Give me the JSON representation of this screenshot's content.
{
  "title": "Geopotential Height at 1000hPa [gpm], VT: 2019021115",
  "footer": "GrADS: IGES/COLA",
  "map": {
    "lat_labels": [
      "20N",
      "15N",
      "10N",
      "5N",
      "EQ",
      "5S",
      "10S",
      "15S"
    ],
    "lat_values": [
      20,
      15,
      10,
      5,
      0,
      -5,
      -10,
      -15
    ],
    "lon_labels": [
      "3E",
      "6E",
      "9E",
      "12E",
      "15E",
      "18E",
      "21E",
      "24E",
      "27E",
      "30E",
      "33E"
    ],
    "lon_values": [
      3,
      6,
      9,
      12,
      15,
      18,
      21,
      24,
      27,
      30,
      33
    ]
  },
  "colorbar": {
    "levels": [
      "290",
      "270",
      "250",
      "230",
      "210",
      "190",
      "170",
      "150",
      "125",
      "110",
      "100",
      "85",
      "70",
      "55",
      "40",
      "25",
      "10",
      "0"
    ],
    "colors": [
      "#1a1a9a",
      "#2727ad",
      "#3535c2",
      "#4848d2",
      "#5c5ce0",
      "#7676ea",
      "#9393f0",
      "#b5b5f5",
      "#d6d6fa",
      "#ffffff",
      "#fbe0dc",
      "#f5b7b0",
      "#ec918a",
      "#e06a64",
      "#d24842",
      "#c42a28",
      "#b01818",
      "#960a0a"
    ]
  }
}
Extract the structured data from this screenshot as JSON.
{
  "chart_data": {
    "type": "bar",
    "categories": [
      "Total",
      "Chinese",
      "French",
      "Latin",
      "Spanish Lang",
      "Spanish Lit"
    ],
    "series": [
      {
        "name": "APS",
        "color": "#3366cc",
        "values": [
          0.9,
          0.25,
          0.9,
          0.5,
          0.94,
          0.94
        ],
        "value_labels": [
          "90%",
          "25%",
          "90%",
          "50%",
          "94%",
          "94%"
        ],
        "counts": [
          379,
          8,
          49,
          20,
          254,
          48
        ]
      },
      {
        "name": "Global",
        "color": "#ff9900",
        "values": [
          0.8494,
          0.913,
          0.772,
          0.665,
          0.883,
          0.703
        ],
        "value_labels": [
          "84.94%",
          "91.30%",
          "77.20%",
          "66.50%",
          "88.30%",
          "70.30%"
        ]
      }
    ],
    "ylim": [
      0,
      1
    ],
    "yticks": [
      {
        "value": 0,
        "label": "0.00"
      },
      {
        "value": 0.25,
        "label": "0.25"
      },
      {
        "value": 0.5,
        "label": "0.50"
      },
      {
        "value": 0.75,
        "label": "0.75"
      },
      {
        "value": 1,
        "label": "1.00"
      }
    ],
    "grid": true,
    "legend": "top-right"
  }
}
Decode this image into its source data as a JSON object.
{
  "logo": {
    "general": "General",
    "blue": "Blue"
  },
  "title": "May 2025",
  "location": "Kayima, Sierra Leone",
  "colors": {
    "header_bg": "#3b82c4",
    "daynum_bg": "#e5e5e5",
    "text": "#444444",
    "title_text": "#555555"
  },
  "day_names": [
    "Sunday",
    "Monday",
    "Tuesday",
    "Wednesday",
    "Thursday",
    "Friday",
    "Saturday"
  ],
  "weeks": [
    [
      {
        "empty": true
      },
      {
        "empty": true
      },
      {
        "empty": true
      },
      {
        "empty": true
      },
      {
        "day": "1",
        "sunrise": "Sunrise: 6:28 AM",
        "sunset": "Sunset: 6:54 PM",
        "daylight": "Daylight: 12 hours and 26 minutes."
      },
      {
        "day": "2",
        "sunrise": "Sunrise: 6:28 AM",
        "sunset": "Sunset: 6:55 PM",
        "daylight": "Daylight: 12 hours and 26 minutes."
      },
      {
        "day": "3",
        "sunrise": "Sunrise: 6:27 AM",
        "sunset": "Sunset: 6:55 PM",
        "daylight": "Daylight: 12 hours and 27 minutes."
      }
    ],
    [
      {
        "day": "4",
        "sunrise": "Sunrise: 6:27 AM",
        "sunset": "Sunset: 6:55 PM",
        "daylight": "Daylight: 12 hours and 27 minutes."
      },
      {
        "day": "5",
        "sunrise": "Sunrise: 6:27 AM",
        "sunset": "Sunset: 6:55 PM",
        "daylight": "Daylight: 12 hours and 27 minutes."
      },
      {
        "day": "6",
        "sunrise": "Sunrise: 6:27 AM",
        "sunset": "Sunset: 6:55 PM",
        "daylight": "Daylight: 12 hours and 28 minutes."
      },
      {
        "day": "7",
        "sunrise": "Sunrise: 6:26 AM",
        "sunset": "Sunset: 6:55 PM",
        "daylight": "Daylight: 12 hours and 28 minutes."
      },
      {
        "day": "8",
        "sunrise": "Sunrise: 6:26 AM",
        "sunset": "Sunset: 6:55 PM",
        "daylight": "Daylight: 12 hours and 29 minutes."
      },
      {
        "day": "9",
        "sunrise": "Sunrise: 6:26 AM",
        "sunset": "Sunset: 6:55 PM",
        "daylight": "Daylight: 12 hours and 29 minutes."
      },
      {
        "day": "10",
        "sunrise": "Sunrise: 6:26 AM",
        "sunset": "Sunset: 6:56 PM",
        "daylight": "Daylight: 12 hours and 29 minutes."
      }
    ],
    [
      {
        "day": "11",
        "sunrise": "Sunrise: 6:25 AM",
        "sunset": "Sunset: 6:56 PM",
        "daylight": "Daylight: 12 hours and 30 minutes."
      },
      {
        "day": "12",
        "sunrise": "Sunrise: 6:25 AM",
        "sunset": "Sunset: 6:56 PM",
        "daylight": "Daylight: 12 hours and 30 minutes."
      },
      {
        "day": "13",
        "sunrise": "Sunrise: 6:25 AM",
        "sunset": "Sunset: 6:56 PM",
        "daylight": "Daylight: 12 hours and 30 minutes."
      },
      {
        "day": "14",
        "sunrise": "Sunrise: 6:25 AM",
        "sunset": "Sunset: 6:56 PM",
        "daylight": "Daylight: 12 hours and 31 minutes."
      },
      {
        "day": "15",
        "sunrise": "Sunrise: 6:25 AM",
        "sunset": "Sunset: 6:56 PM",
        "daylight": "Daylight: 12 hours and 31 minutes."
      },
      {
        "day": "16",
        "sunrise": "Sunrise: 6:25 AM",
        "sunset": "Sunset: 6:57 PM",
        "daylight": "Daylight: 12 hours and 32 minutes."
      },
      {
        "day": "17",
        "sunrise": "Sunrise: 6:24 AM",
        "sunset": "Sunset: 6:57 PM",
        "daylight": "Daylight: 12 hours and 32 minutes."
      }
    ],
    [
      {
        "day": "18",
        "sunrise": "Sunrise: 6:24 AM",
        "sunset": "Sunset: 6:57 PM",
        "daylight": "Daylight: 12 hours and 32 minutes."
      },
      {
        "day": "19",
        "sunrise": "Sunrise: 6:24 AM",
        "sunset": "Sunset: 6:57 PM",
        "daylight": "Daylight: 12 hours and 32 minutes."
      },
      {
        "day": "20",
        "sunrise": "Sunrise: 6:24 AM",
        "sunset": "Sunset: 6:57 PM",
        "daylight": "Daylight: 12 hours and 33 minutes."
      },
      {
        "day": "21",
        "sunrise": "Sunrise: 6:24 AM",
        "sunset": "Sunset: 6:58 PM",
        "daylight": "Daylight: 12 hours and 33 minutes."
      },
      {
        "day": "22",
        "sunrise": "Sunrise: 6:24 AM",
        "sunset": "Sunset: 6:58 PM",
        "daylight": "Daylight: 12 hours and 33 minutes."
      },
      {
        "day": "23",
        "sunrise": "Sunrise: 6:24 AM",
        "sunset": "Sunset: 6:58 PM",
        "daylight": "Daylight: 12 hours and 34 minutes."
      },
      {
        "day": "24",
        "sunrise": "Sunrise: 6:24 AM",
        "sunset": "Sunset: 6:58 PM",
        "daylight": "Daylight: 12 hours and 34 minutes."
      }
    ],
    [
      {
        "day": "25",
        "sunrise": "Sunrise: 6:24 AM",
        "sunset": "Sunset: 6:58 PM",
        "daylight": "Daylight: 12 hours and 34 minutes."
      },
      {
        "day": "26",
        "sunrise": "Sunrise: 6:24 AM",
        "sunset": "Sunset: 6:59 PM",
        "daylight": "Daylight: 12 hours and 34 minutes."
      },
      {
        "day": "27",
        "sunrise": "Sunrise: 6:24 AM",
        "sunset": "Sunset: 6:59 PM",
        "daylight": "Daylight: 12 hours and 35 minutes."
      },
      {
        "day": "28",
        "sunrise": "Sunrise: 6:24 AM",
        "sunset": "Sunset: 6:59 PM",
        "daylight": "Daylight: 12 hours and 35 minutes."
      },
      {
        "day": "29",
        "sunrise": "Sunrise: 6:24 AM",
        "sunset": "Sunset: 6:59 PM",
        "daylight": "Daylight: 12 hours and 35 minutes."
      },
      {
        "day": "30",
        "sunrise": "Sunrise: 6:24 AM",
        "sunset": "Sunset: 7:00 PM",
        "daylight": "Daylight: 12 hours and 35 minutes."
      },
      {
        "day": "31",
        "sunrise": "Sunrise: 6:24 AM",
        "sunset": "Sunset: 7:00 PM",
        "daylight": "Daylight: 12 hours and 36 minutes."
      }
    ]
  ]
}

____

Report only how many lines in the listing contain the string "screenshot".

● Final result:
2